▶ _CHALLENGE_: Without the pictures, copy all the entries below exactly.

* begin PROVIDED MATERIAL *

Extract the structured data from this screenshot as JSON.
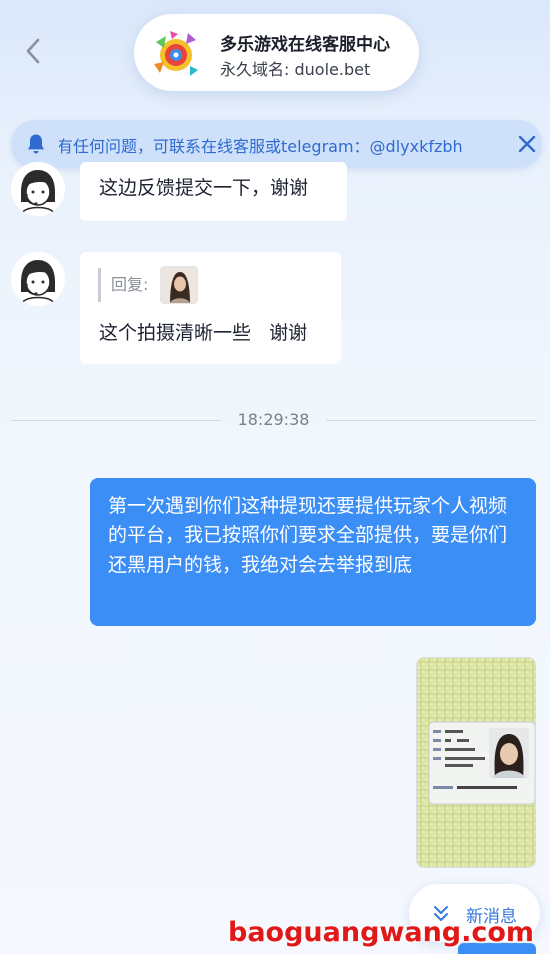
{
  "header": {
    "title": "多乐游戏在线客服中心",
    "domain": "永久域名: duole.bet"
  },
  "notice": {
    "text": "若有任何问题，可联系在线客服或telegram：@dlyxkfzbh"
  },
  "messages": {
    "m1": {
      "text": "这边反馈提交一下，谢谢"
    },
    "m2": {
      "reply_label": "回复:",
      "text": "这个拍摄清晰一些   谢谢"
    },
    "time": "18:29:38",
    "m3": {
      "text": "第一次遇到你们这种提现还要提供玩家个人视频的平台，我已按照你们要求全部提供，要是你们还黑用户的钱，我绝对会去举报到底"
    }
  },
  "new_message_button": {
    "label": "新消息"
  },
  "watermark": "baoguangwang.com",
  "colors": {
    "accent": "#3a8ef6",
    "notice_bg": "#cfe1fa",
    "notice_text": "#2f6ad0",
    "watermark": "#e01818"
  },
  "icons": {
    "back": "chevron-left-icon",
    "bell": "bell-icon",
    "close": "close-icon",
    "new_messages": "double-chevron-down-icon"
  }
}
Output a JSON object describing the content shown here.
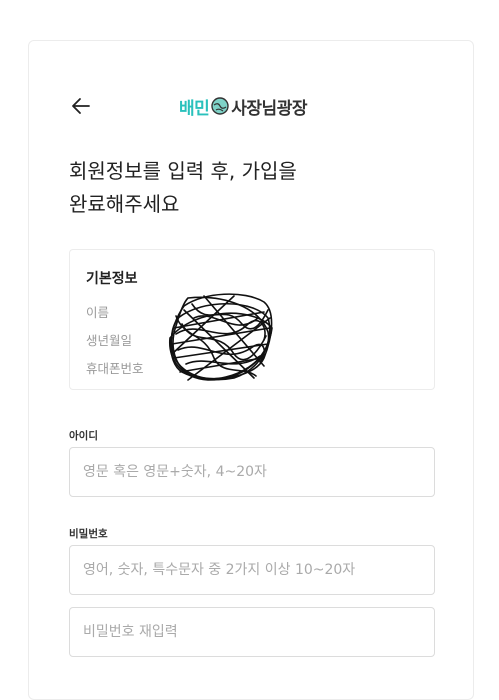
{
  "header": {
    "back_icon": "arrow-left-icon",
    "logo_brand": "배민",
    "logo_rest": "사장님광장",
    "logo_mark_icon": "globe-hands-icon",
    "brand_color": "#2ac1bc"
  },
  "title": {
    "line1": "회원정보를 입력 후, 가입을",
    "line2": "완료해주세요"
  },
  "basic_info": {
    "heading": "기본정보",
    "name_label": "이름",
    "birth_label": "생년월일",
    "phone_label": "휴대폰번호"
  },
  "id_field": {
    "label": "아이디",
    "value": "",
    "placeholder": "영문 혹은 영문+숫자, 4~20자"
  },
  "password_field": {
    "label": "비밀번호",
    "value": "",
    "placeholder": "영어, 숫자, 특수문자 중 2가지 이상 10~20자"
  },
  "password_confirm_field": {
    "value": "",
    "placeholder": "비밀번호 재입력"
  }
}
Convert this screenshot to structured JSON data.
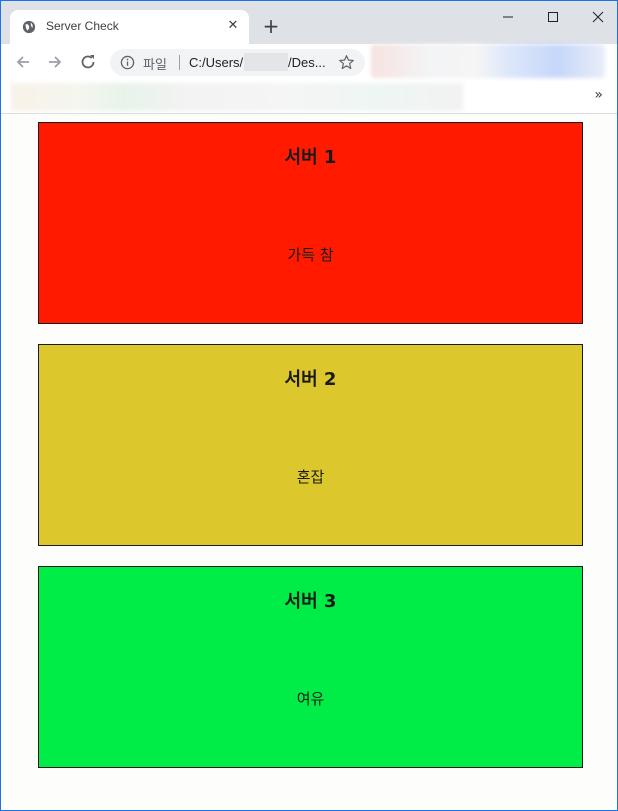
{
  "browser": {
    "tab_title": "Server Check",
    "tab_close_glyph": "✕",
    "new_tab_glyph": "+",
    "omnibox": {
      "scheme_label": "파일",
      "url_prefix": "C:/Users/",
      "url_suffix": "/Des...",
      "url_middle_redacted": true
    },
    "bookmarks_overflow_glyph": "»",
    "icons": {
      "favicon": "globe-icon",
      "back": "arrow-left-icon",
      "forward": "arrow-right-icon",
      "reload": "reload-icon",
      "info": "info-icon",
      "star": "star-icon",
      "minimize": "minimize-icon",
      "maximize": "maximize-icon",
      "close": "close-icon"
    }
  },
  "servers": [
    {
      "name": "서버 1",
      "status": "가득 참",
      "color": "#ff1a00"
    },
    {
      "name": "서버 2",
      "status": "혼잡",
      "color": "#dcc72c"
    },
    {
      "name": "서버 3",
      "status": "여유",
      "color": "#00ec47"
    }
  ]
}
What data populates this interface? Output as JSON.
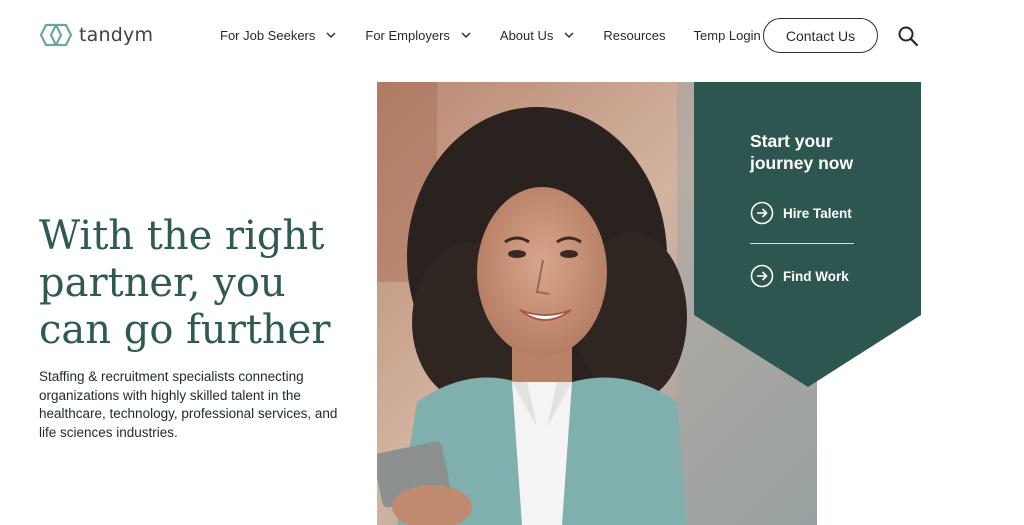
{
  "brand": {
    "name": "tandym",
    "color": "#2f5a52",
    "logo_icon": "hexagon-link-logo-icon"
  },
  "nav": {
    "items": [
      {
        "label": "For Job Seekers",
        "has_dropdown": true
      },
      {
        "label": "For Employers",
        "has_dropdown": true
      },
      {
        "label": "About Us",
        "has_dropdown": true
      },
      {
        "label": "Resources",
        "has_dropdown": false
      },
      {
        "label": "Temp Login",
        "has_dropdown": false
      }
    ],
    "contact_label": "Contact Us",
    "search_icon": "search-icon"
  },
  "hero": {
    "title": "With the right partner, you can go further",
    "subtitle": "Staffing & recruitment specialists connecting organizations with highly skilled talent in the healthcare, technology, professional services, and life sciences industries."
  },
  "cta": {
    "title": "Start your journey now",
    "links": [
      {
        "label": "Hire Talent",
        "icon": "arrow-circle-right-icon"
      },
      {
        "label": "Find Work",
        "icon": "arrow-circle-right-icon"
      }
    ],
    "panel_color": "#2d5650"
  }
}
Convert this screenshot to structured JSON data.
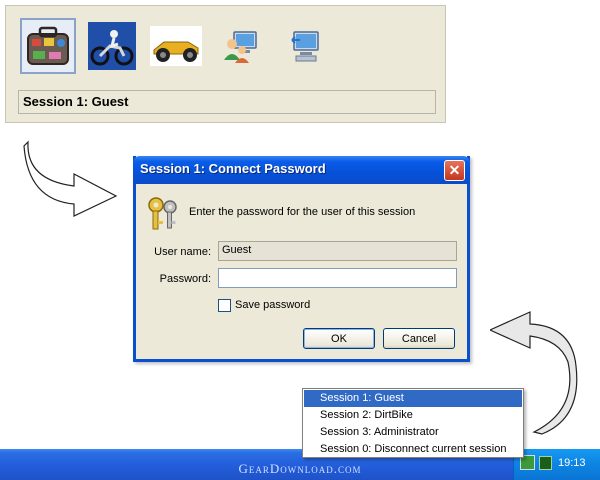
{
  "user_panel": {
    "session_label": "Session 1: Guest",
    "avatars": [
      {
        "name": "suitcase-avatar",
        "selected": true
      },
      {
        "name": "dirtbike-avatar",
        "selected": false
      },
      {
        "name": "racecar-avatar",
        "selected": false
      },
      {
        "name": "users-computer-icon",
        "selected": false
      },
      {
        "name": "computer-disconnect-icon",
        "selected": false
      }
    ]
  },
  "dialog": {
    "title": "Session 1: Connect Password",
    "prompt": "Enter the password for the user of this session",
    "username_label": "User name:",
    "username_value": "Guest",
    "password_label": "Password:",
    "password_value": "",
    "save_password_label": "Save password",
    "save_password_checked": false,
    "ok_label": "OK",
    "cancel_label": "Cancel",
    "close_glyph": "✕"
  },
  "taskbar": {
    "watermark": "GearDownload.com",
    "clock": "19:13"
  },
  "menu": {
    "items": [
      {
        "label": "Session 1: Guest",
        "highlighted": true
      },
      {
        "label": "Session 2: DirtBike",
        "highlighted": false
      },
      {
        "label": "Session 3: Administrator",
        "highlighted": false
      },
      {
        "label": "Session 0: Disconnect current session",
        "highlighted": false
      }
    ]
  },
  "colors": {
    "title_bar_blue": "#0a5ce8",
    "menu_highlight": "#316ac5",
    "panel_background": "#ece9d8"
  }
}
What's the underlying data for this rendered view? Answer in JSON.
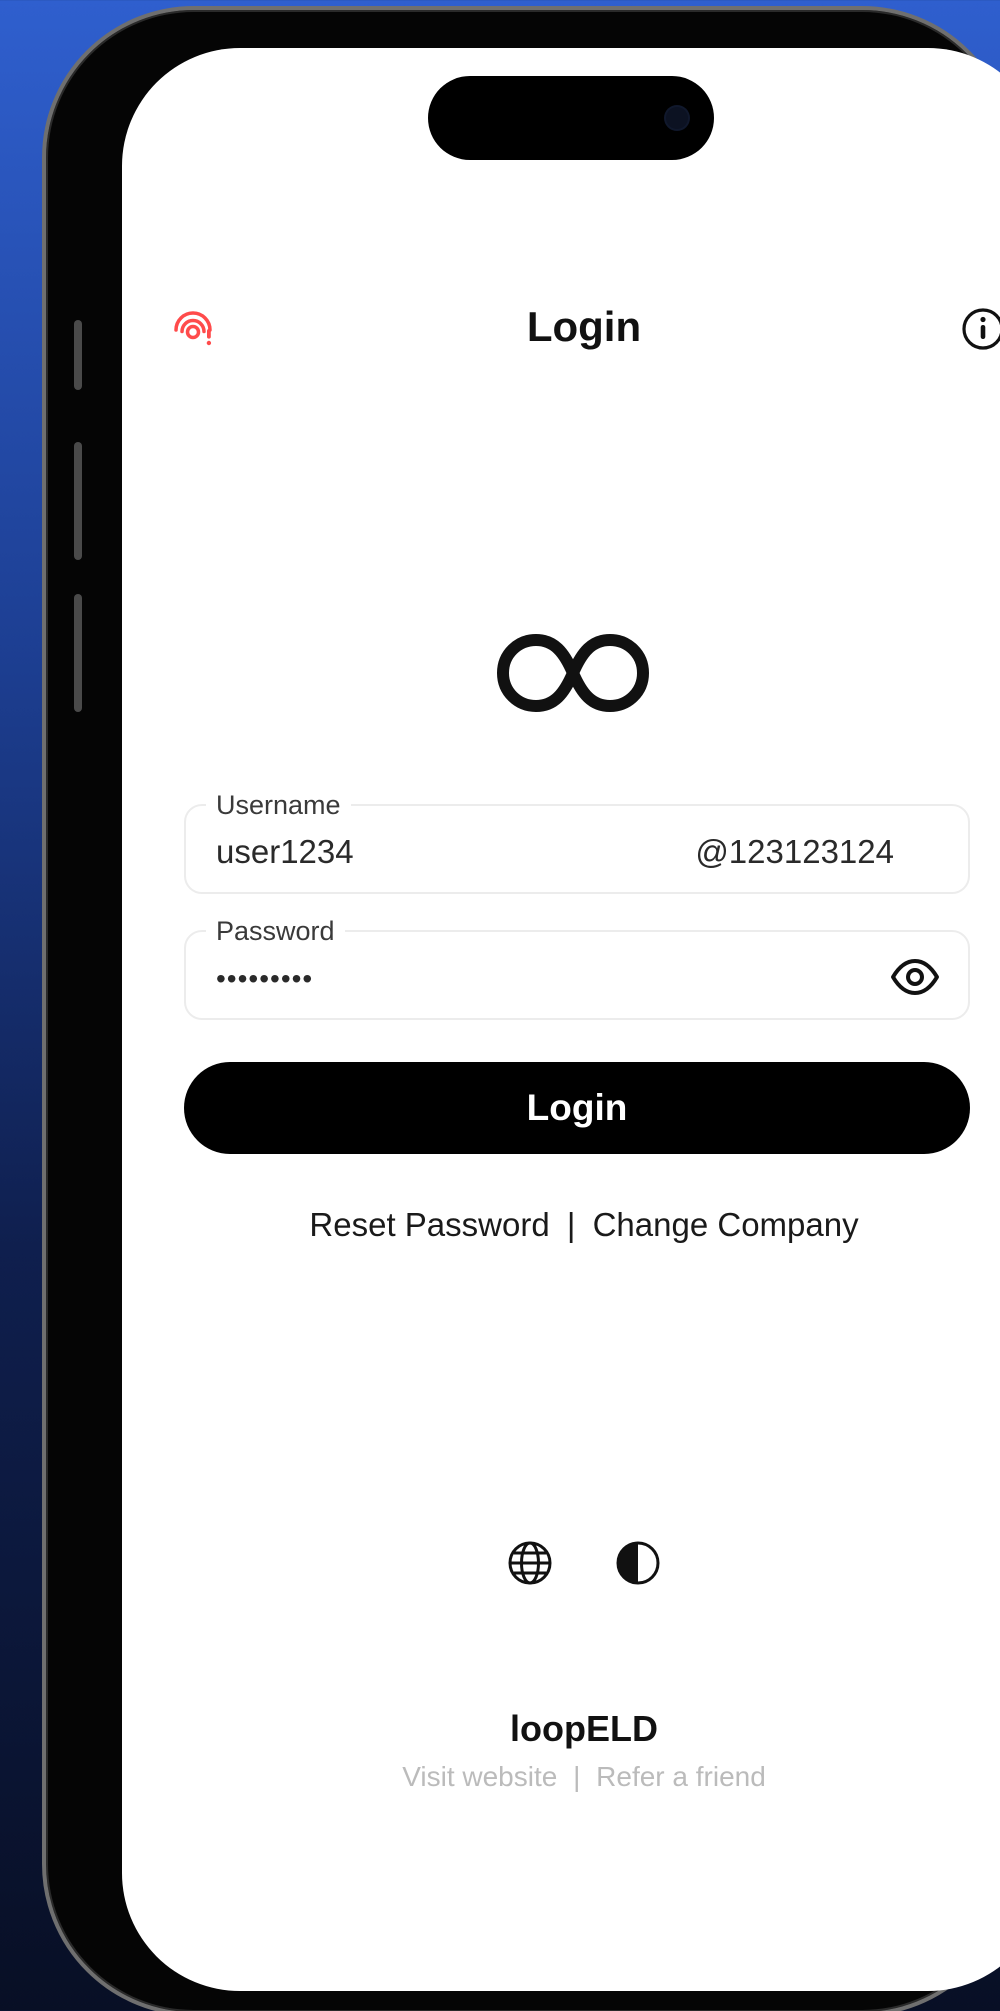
{
  "header": {
    "title": "Login",
    "left_icon": "connection-alert-icon",
    "right_icon": "info-icon",
    "left_icon_color": "#ff4b4b"
  },
  "logo": {
    "icon": "infinity-logo-icon"
  },
  "form": {
    "username": {
      "label": "Username",
      "value": "user1234",
      "suffix": "@123123124"
    },
    "password": {
      "label": "Password",
      "value": "•••••••••",
      "toggle_icon": "eye-icon"
    },
    "login_button_label": "Login"
  },
  "links": {
    "reset_password": "Reset Password",
    "separator": "|",
    "change_company": "Change Company"
  },
  "quick_actions": {
    "language_icon": "globe-icon",
    "theme_icon": "contrast-icon"
  },
  "footer": {
    "brand": "loopELD",
    "visit_website": "Visit website",
    "separator": "|",
    "refer_friend": "Refer a friend"
  }
}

* end PROVIDED MATERIAL *

▶ _ANSWER TO THIS TASK_:
Extract the structured data from this screenshot as JSON.
{
  "header": {
    "title": "多乐游戏在线客服中心",
    "domain": "永久域名: duole.bet"
  },
  "notice": {
    "text": "若有任何问题，可联系在线客服或telegram：@dlyxkfzbh"
  },
  "messages": {
    "m1": {
      "text": "这边反馈提交一下，谢谢"
    },
    "m2": {
      "reply_label": "回复:",
      "text": "这个拍摄清晰一些   谢谢"
    },
    "time": "18:29:38",
    "m3": {
      "text": "第一次遇到你们这种提现还要提供玩家个人视频的平台，我已按照你们要求全部提供，要是你们还黑用户的钱，我绝对会去举报到底"
    }
  },
  "new_message_button": {
    "label": "新消息"
  },
  "watermark": "baoguangwang.com",
  "colors": {
    "accent": "#3a8ef6",
    "notice_bg": "#cfe1fa",
    "notice_text": "#2f6ad0",
    "watermark": "#e01818"
  },
  "icons": {
    "back": "chevron-left-icon",
    "bell": "bell-icon",
    "close": "close-icon",
    "new_messages": "double-chevron-down-icon"
  }
}
Output a JSON object describing the content shown here.
{
  "header": {
    "back_icon": "arrow-left-icon",
    "logo_brand": "배민",
    "logo_rest": "사장님광장",
    "logo_mark_icon": "globe-hands-icon",
    "brand_color": "#2ac1bc"
  },
  "title": {
    "line1": "회원정보를 입력 후, 가입을",
    "line2": "완료해주세요"
  },
  "basic_info": {
    "heading": "기본정보",
    "name_label": "이름",
    "birth_label": "생년월일",
    "phone_label": "휴대폰번호"
  },
  "id_field": {
    "label": "아이디",
    "value": "",
    "placeholder": "영문 혹은 영문+숫자, 4~20자"
  },
  "password_field": {
    "label": "비밀번호",
    "value": "",
    "placeholder": "영어, 숫자, 특수문자 중 2가지 이상 10~20자"
  },
  "password_confirm_field": {
    "value": "",
    "placeholder": "비밀번호 재입력"
  }
}
Convert this screenshot to structured JSON data.
{
  "browser": {
    "tab_title": "Server Check",
    "tab_close_glyph": "✕",
    "new_tab_glyph": "+",
    "omnibox": {
      "scheme_label": "파일",
      "url_prefix": "C:/Users/",
      "url_suffix": "/Des...",
      "url_middle_redacted": true
    },
    "bookmarks_overflow_glyph": "»",
    "icons": {
      "favicon": "globe-icon",
      "back": "arrow-left-icon",
      "forward": "arrow-right-icon",
      "reload": "reload-icon",
      "info": "info-icon",
      "star": "star-icon",
      "minimize": "minimize-icon",
      "maximize": "maximize-icon",
      "close": "close-icon"
    }
  },
  "servers": [
    {
      "name": "서버 1",
      "status": "가득 참",
      "color": "#ff1a00"
    },
    {
      "name": "서버 2",
      "status": "혼잡",
      "color": "#dcc72c"
    },
    {
      "name": "서버 3",
      "status": "여유",
      "color": "#00ec47"
    }
  ]
}
What data populates this interface? Output as JSON.
{
  "brand": {
    "name": "tandym",
    "color": "#2f5a52",
    "logo_icon": "hexagon-link-logo-icon"
  },
  "nav": {
    "items": [
      {
        "label": "For Job Seekers",
        "has_dropdown": true
      },
      {
        "label": "For Employers",
        "has_dropdown": true
      },
      {
        "label": "About Us",
        "has_dropdown": true
      },
      {
        "label": "Resources",
        "has_dropdown": false
      },
      {
        "label": "Temp Login",
        "has_dropdown": false
      }
    ],
    "contact_label": "Contact Us",
    "search_icon": "search-icon"
  },
  "hero": {
    "title": "With the right partner, you can go further",
    "subtitle": "Staffing & recruitment specialists connecting organizations with highly skilled talent in the healthcare, technology, professional services, and life sciences industries."
  },
  "cta": {
    "title": "Start your journey now",
    "links": [
      {
        "label": "Hire Talent",
        "icon": "arrow-circle-right-icon"
      },
      {
        "label": "Find Work",
        "icon": "arrow-circle-right-icon"
      }
    ],
    "panel_color": "#2d5650"
  }
}
Convert this screenshot to structured JSON data.
{
  "user_panel": {
    "session_label": "Session 1: Guest",
    "avatars": [
      {
        "name": "suitcase-avatar",
        "selected": true
      },
      {
        "name": "dirtbike-avatar",
        "selected": false
      },
      {
        "name": "racecar-avatar",
        "selected": false
      },
      {
        "name": "users-computer-icon",
        "selected": false
      },
      {
        "name": "computer-disconnect-icon",
        "selected": false
      }
    ]
  },
  "dialog": {
    "title": "Session 1: Connect Password",
    "prompt": "Enter the password for the user of this session",
    "username_label": "User name:",
    "username_value": "Guest",
    "password_label": "Password:",
    "password_value": "",
    "save_password_label": "Save password",
    "save_password_checked": false,
    "ok_label": "OK",
    "cancel_label": "Cancel",
    "close_glyph": "✕"
  },
  "taskbar": {
    "watermark": "GearDownload.com",
    "clock": "19:13"
  },
  "menu": {
    "items": [
      {
        "label": "Session 1: Guest",
        "highlighted": true
      },
      {
        "label": "Session 2: DirtBike",
        "highlighted": false
      },
      {
        "label": "Session 3: Administrator",
        "highlighted": false
      },
      {
        "label": "Session 0: Disconnect current session",
        "highlighted": false
      }
    ]
  },
  "colors": {
    "title_bar_blue": "#0a5ce8",
    "menu_highlight": "#316ac5",
    "panel_background": "#ece9d8"
  }
}
What's the underlying data for this rendered view? Answer in JSON.
{
  "header": {
    "title": "Login",
    "left_icon": "connection-alert-icon",
    "right_icon": "info-icon",
    "left_icon_color": "#ff4b4b"
  },
  "logo": {
    "icon": "infinity-logo-icon"
  },
  "form": {
    "username": {
      "label": "Username",
      "value": "user1234",
      "suffix": "@123123124"
    },
    "password": {
      "label": "Password",
      "value": "•••••••••",
      "toggle_icon": "eye-icon"
    },
    "login_button_label": "Login"
  },
  "links": {
    "reset_password": "Reset Password",
    "separator": "|",
    "change_company": "Change Company"
  },
  "quick_actions": {
    "language_icon": "globe-icon",
    "theme_icon": "contrast-icon"
  },
  "footer": {
    "brand": "loopELD",
    "visit_website": "Visit website",
    "separator": "|",
    "refer_friend": "Refer a friend"
  }
}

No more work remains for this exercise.